> [Task instructions]:
1. In the press release about the Parent and Family Digital Learning Guide, which federal department released the guide?
2. Repeat the press release word for word, starting at "The Parent and" and ending at "English language learners.".
3. Pick up the press release about the digital learning guide after its last sentence and continue writing it.

-- BEGIN Passage --

WASHINGTON – The U.S. Department of Education today released a new Parent and Family Digital Learning Guide, a resource to help parents and guardians understand how digital tools can provide tailored learning opportunities, engage students with course materials, encourage creative expression, and enrich the educational experience.
“As technology continues to iterate and benefit every part of our lives, all students need more opportunities to leverage the potential of technology in education,” said U.S. Secretary of Education Betsy DeVos. “We hope families can use the information we release today as many of them are relying on technology more so than ever before and are navigating learning from home.”
Digital learning can help families and educators meet the specific needs of individual students, understand a child’s progress, and connect families and students with resources in their school community and beyond. As an increasing number of school systems implement digital learning both inside and outside of the traditional classroom, this guide demystifies digital learning for parents and empowers them to be effective advocates for high-quality digital learning.
The Parent and Family Digital Learning Guide includes guidance and best practices for caregivers around topics including:
1. How to leverage flexibilities and innovations technology and digital tools provide, such as accessibility options, to meet the unique needs of every learner — including students with disabilities and English language learners.

-- END Passage --
-- BEGIN Data listing --

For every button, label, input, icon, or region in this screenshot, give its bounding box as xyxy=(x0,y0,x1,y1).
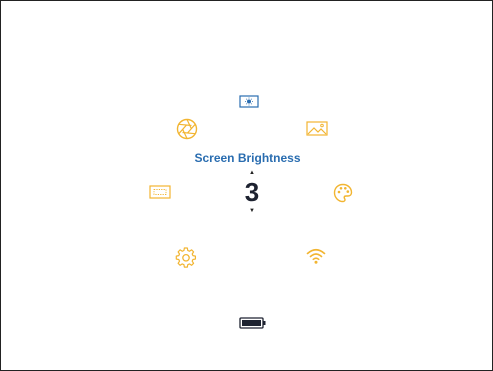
brightness-value: 3 xyxy=(244,177,260,207)
increase-arrow-icon[interactable]: ▲ xyxy=(232,170,272,176)
setting-title: Screen Brightness xyxy=(194,151,301,165)
decrease-arrow-icon[interactable]: ▼ xyxy=(232,208,272,214)
brightness-icon[interactable] xyxy=(239,94,259,108)
value-stepper[interactable]: ▲ 3 ▼ xyxy=(232,170,272,216)
settings-icon[interactable] xyxy=(174,246,198,270)
palette-icon[interactable] xyxy=(332,182,354,204)
osd-menu-frame: Screen Brightness ▲ 3 ▼ xyxy=(0,0,493,371)
wifi-icon[interactable] xyxy=(305,246,327,266)
screen-frame-icon[interactable] xyxy=(148,184,172,200)
image-icon[interactable] xyxy=(305,120,329,136)
aperture-icon[interactable] xyxy=(175,117,199,141)
battery-icon[interactable] xyxy=(238,316,268,330)
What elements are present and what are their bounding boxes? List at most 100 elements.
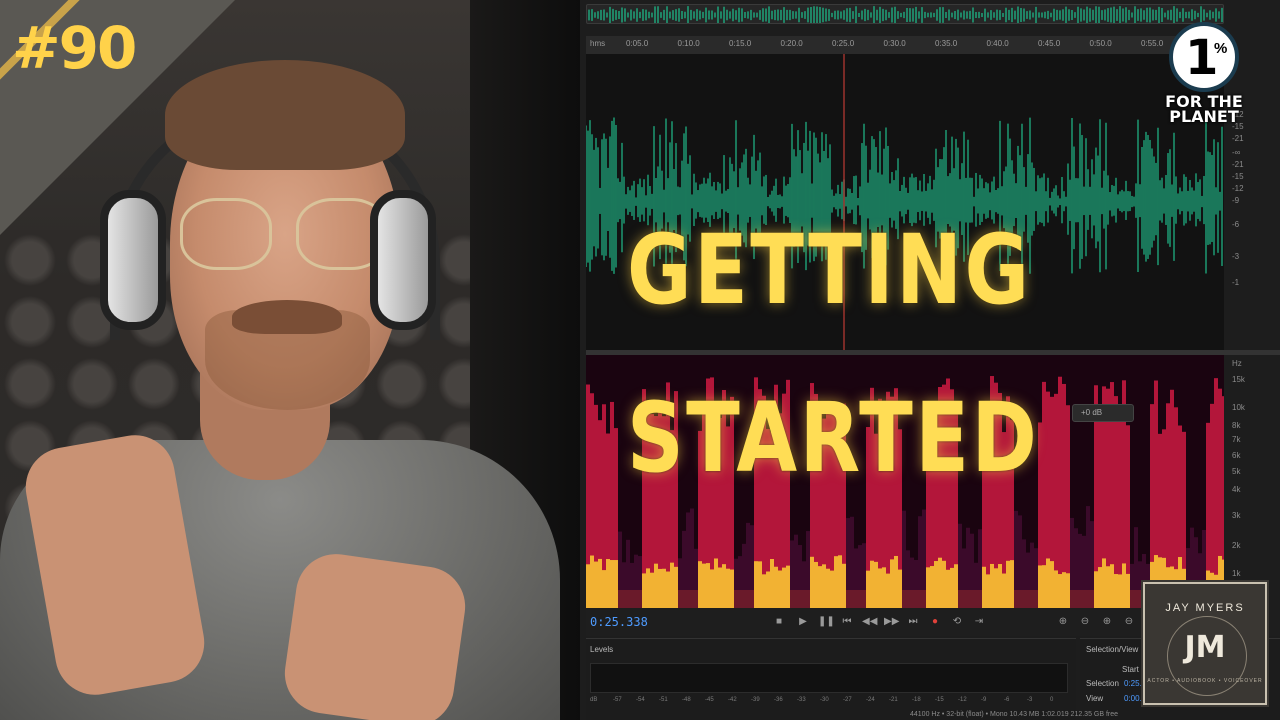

-- END Data listing --

> [Exercise responses]:
1. The U.S. Department of Education.

2.
The Parent and Family Digital Learning Guide includes guidance and best practices for caregivers around topics including:
1. How to leverage flexibilities and innovations technology and digital tools provide, such as accessibility options, to meet the unique needs of every learner — including students with disabilities and English language learners.

3.
2. Simple steps parents can take to keep their children safe online and foster safe online behavior, such as accessing security features on a child’s device, keeping track of log-in information, and keeping children safe while videoconferencing. The guide also discusses the importance of digital citizenship and offers parents resources to help their child navigate online bullying or encounters with troubling content.
3. How a competency-based learning approach, which measures a student’s knowledge of a subject rather than time spent on the subject, can harness technology for the benefit of students. Digital resources like online assessments, periodic check-ins, and more can update parents on their child’s learning progress, and they can provide instructional flexibility in the event of a school disruption.
4. Easy-to-understand primers on major federal laws governing student privacy and safety, such as FERPA, IDEA, and COPPA.
The Parent and Family Digital Learning Guide was informed by the feedback and contributions of digital learning experts representing researchers, parents, educators, and school leaders, as well as Digital Promise and Learning Heroes. This publication is the first in a series that will ultimately provide digital learning knowledge and resources to educators and school leaders in addition to parents and students.
The guide can be viewed here.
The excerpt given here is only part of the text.